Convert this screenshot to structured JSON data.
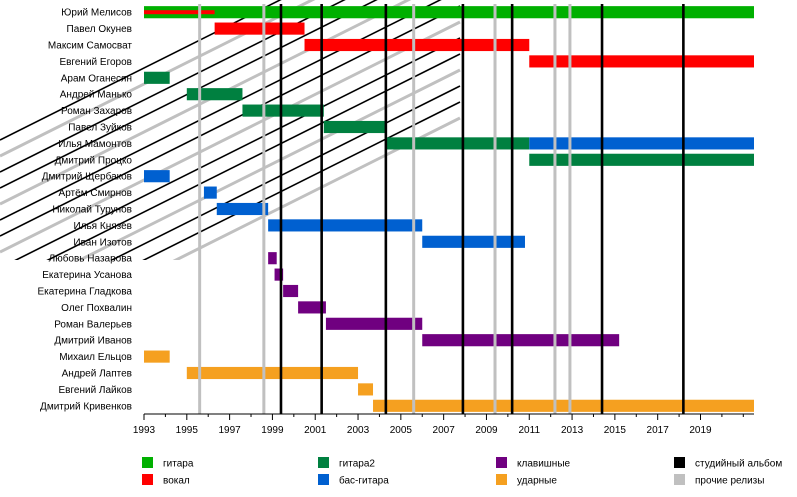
{
  "chart_data": {
    "type": "timeline",
    "x_range": [
      1993,
      2021.5
    ],
    "x_ticks": [
      1993,
      1995,
      1997,
      1999,
      2001,
      2003,
      2005,
      2007,
      2009,
      2011,
      2013,
      2015,
      2017,
      2019
    ],
    "grid": false,
    "colors": {
      "guitar": "#00b000",
      "vocal": "#ff0000",
      "guitar2": "#008040",
      "bass": "#0060d0",
      "keys": "#700080",
      "drums": "#f5a020",
      "studio": "#000000",
      "other": "#c0c0c0"
    },
    "members": [
      "Юрий Мелисов",
      "Павел Окунев",
      "Максим Самосват",
      "Евгений Егоров",
      "Арам Оганесян",
      "Андрей Манько",
      "Роман Захаров",
      "Павел Зуйков",
      "Илья Мамонтов",
      "Дмитрий Процко",
      "Дмитрий Щербаков",
      "Артём Смирнов",
      "Николай Турунов",
      "Илья Князев",
      "Иван Изотов",
      "Любовь Назарова",
      "Екатерина Усанова",
      "Екатерина Гладкова",
      "Олег Похвалин",
      "Роман Валерьев",
      "Дмитрий Иванов",
      "Михаил Ельцов",
      "Андрей Лаптев",
      "Евгений Лайков",
      "Дмитрий Кривенков"
    ],
    "bars": [
      {
        "member": 0,
        "role": "guitar",
        "start": 1993.0,
        "end": 2021.5
      },
      {
        "member": 0,
        "role": "vocal",
        "start": 1993.0,
        "end": 1996.3,
        "thin": true
      },
      {
        "member": 1,
        "role": "vocal",
        "start": 1996.3,
        "end": 2000.5
      },
      {
        "member": 2,
        "role": "vocal",
        "start": 2000.5,
        "end": 2011.0
      },
      {
        "member": 3,
        "role": "vocal",
        "start": 2011.0,
        "end": 2021.5
      },
      {
        "member": 4,
        "role": "guitar2",
        "start": 1993.0,
        "end": 1994.2
      },
      {
        "member": 5,
        "role": "guitar2",
        "start": 1995.0,
        "end": 1997.6
      },
      {
        "member": 6,
        "role": "guitar2",
        "start": 1997.6,
        "end": 2001.4
      },
      {
        "member": 7,
        "role": "guitar2",
        "start": 2001.4,
        "end": 2004.3
      },
      {
        "member": 8,
        "role": "guitar2",
        "start": 2004.3,
        "end": 2011.0
      },
      {
        "member": 8,
        "role": "bass",
        "start": 2011.0,
        "end": 2021.5
      },
      {
        "member": 9,
        "role": "guitar2",
        "start": 2011.0,
        "end": 2021.5
      },
      {
        "member": 10,
        "role": "bass",
        "start": 1993.0,
        "end": 1994.2
      },
      {
        "member": 11,
        "role": "bass",
        "start": 1995.8,
        "end": 1996.4
      },
      {
        "member": 12,
        "role": "bass",
        "start": 1996.4,
        "end": 1998.8
      },
      {
        "member": 13,
        "role": "bass",
        "start": 1998.8,
        "end": 2006.0
      },
      {
        "member": 14,
        "role": "bass",
        "start": 2006.0,
        "end": 2010.8
      },
      {
        "member": 15,
        "role": "keys",
        "start": 1998.8,
        "end": 1999.2
      },
      {
        "member": 16,
        "role": "keys",
        "start": 1999.1,
        "end": 1999.5
      },
      {
        "member": 17,
        "role": "keys",
        "start": 1999.5,
        "end": 2000.2
      },
      {
        "member": 18,
        "role": "keys",
        "start": 2000.2,
        "end": 2001.5
      },
      {
        "member": 19,
        "role": "keys",
        "start": 2001.5,
        "end": 2006.0
      },
      {
        "member": 20,
        "role": "keys",
        "start": 2006.0,
        "end": 2015.2
      },
      {
        "member": 21,
        "role": "drums",
        "start": 1993.0,
        "end": 1994.2
      },
      {
        "member": 22,
        "role": "drums",
        "start": 1995.0,
        "end": 2003.0
      },
      {
        "member": 23,
        "role": "drums",
        "start": 2003.0,
        "end": 2003.7
      },
      {
        "member": 24,
        "role": "drums",
        "start": 2003.7,
        "end": 2021.5
      }
    ],
    "studio_albums": [
      1999.4,
      2001.3,
      2004.3,
      2007.9,
      2010.2,
      2014.4,
      2018.2
    ],
    "other_releases": [
      1995.6,
      1998.6,
      2005.6,
      2009.4,
      2012.2,
      2012.9
    ],
    "legend": [
      {
        "key": "guitar",
        "label": "гитара"
      },
      {
        "key": "vocal",
        "label": "вокал"
      },
      {
        "key": "guitar2",
        "label": "гитара2"
      },
      {
        "key": "bass",
        "label": "бас-гитара"
      },
      {
        "key": "keys",
        "label": "клавишные"
      },
      {
        "key": "drums",
        "label": "ударные"
      },
      {
        "key": "studio",
        "label": "студийный альбом"
      },
      {
        "key": "other",
        "label": "прочие релизы"
      }
    ],
    "legend_position": "bottom"
  }
}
────────────────────
## EXERCISE GOAL
Omit the pictures and reproduce the listing exactly.

## ANSWER FOR THE TASK
Convert this screenshot to structured JSON data.
{
  "chart_data": {
    "type": "timeline",
    "x_range": [
      1993,
      2021.5
    ],
    "x_ticks": [
      1993,
      1995,
      1997,
      1999,
      2001,
      2003,
      2005,
      2007,
      2009,
      2011,
      2013,
      2015,
      2017,
      2019
    ],
    "grid": false,
    "colors": {
      "guitar": "#00b000",
      "vocal": "#ff0000",
      "guitar2": "#008040",
      "bass": "#0060d0",
      "keys": "#700080",
      "drums": "#f5a020",
      "studio": "#000000",
      "other": "#c0c0c0"
    },
    "members": [
      "Юрий Мелисов",
      "Павел Окунев",
      "Максим Самосват",
      "Евгений Егоров",
      "Арам Оганесян",
      "Андрей Манько",
      "Роман Захаров",
      "Павел Зуйков",
      "Илья Мамонтов",
      "Дмитрий Процко",
      "Дмитрий Щербаков",
      "Артём Смирнов",
      "Николай Турунов",
      "Илья Князев",
      "Иван Изотов",
      "Любовь Назарова",
      "Екатерина Усанова",
      "Екатерина Гладкова",
      "Олег Похвалин",
      "Роман Валерьев",
      "Дмитрий Иванов",
      "Михаил Ельцов",
      "Андрей Лаптев",
      "Евгений Лайков",
      "Дмитрий Кривенков"
    ],
    "bars": [
      {
        "member": 0,
        "role": "guitar",
        "start": 1993.0,
        "end": 2021.5
      },
      {
        "member": 0,
        "role": "vocal",
        "start": 1993.0,
        "end": 1996.3,
        "thin": true
      },
      {
        "member": 1,
        "role": "vocal",
        "start": 1996.3,
        "end": 2000.5
      },
      {
        "member": 2,
        "role": "vocal",
        "start": 2000.5,
        "end": 2011.0
      },
      {
        "member": 3,
        "role": "vocal",
        "start": 2011.0,
        "end": 2021.5
      },
      {
        "member": 4,
        "role": "guitar2",
        "start": 1993.0,
        "end": 1994.2
      },
      {
        "member": 5,
        "role": "guitar2",
        "start": 1995.0,
        "end": 1997.6
      },
      {
        "member": 6,
        "role": "guitar2",
        "start": 1997.6,
        "end": 2001.4
      },
      {
        "member": 7,
        "role": "guitar2",
        "start": 2001.4,
        "end": 2004.3
      },
      {
        "member": 8,
        "role": "guitar2",
        "start": 2004.3,
        "end": 2011.0
      },
      {
        "member": 8,
        "role": "bass",
        "start": 2011.0,
        "end": 2021.5
      },
      {
        "member": 9,
        "role": "guitar2",
        "start": 2011.0,
        "end": 2021.5
      },
      {
        "member": 10,
        "role": "bass",
        "start": 1993.0,
        "end": 1994.2
      },
      {
        "member": 11,
        "role": "bass",
        "start": 1995.8,
        "end": 1996.4
      },
      {
        "member": 12,
        "role": "bass",
        "start": 1996.4,
        "end": 1998.8
      },
      {
        "member": 13,
        "role": "bass",
        "start": 1998.8,
        "end": 2006.0
      },
      {
        "member": 14,
        "role": "bass",
        "start": 2006.0,
        "end": 2010.8
      },
      {
        "member": 15,
        "role": "keys",
        "start": 1998.8,
        "end": 1999.2
      },
      {
        "member": 16,
        "role": "keys",
        "start": 1999.1,
        "end": 1999.5
      },
      {
        "member": 17,
        "role": "keys",
        "start": 1999.5,
        "end": 2000.2
      },
      {
        "member": 18,
        "role": "keys",
        "start": 2000.2,
        "end": 2001.5
      },
      {
        "member": 19,
        "role": "keys",
        "start": 2001.5,
        "end": 2006.0
      },
      {
        "member": 20,
        "role": "keys",
        "start": 2006.0,
        "end": 2015.2
      },
      {
        "member": 21,
        "role": "drums",
        "start": 1993.0,
        "end": 1994.2
      },
      {
        "member": 22,
        "role": "drums",
        "start": 1995.0,
        "end": 2003.0
      },
      {
        "member": 23,
        "role": "drums",
        "start": 2003.0,
        "end": 2003.7
      },
      {
        "member": 24,
        "role": "drums",
        "start": 2003.7,
        "end": 2021.5
      }
    ],
    "studio_albums": [
      1999.4,
      2001.3,
      2004.3,
      2007.9,
      2010.2,
      2014.4,
      2018.2
    ],
    "other_releases": [
      1995.6,
      1998.6,
      2005.6,
      2009.4,
      2012.2,
      2012.9
    ],
    "legend": [
      {
        "key": "guitar",
        "label": "гитара"
      },
      {
        "key": "vocal",
        "label": "вокал"
      },
      {
        "key": "guitar2",
        "label": "гитара2"
      },
      {
        "key": "bass",
        "label": "бас-гитара"
      },
      {
        "key": "keys",
        "label": "клавишные"
      },
      {
        "key": "drums",
        "label": "ударные"
      },
      {
        "key": "studio",
        "label": "студийный альбом"
      },
      {
        "key": "other",
        "label": "прочие релизы"
      }
    ],
    "legend_position": "bottom"
  }
}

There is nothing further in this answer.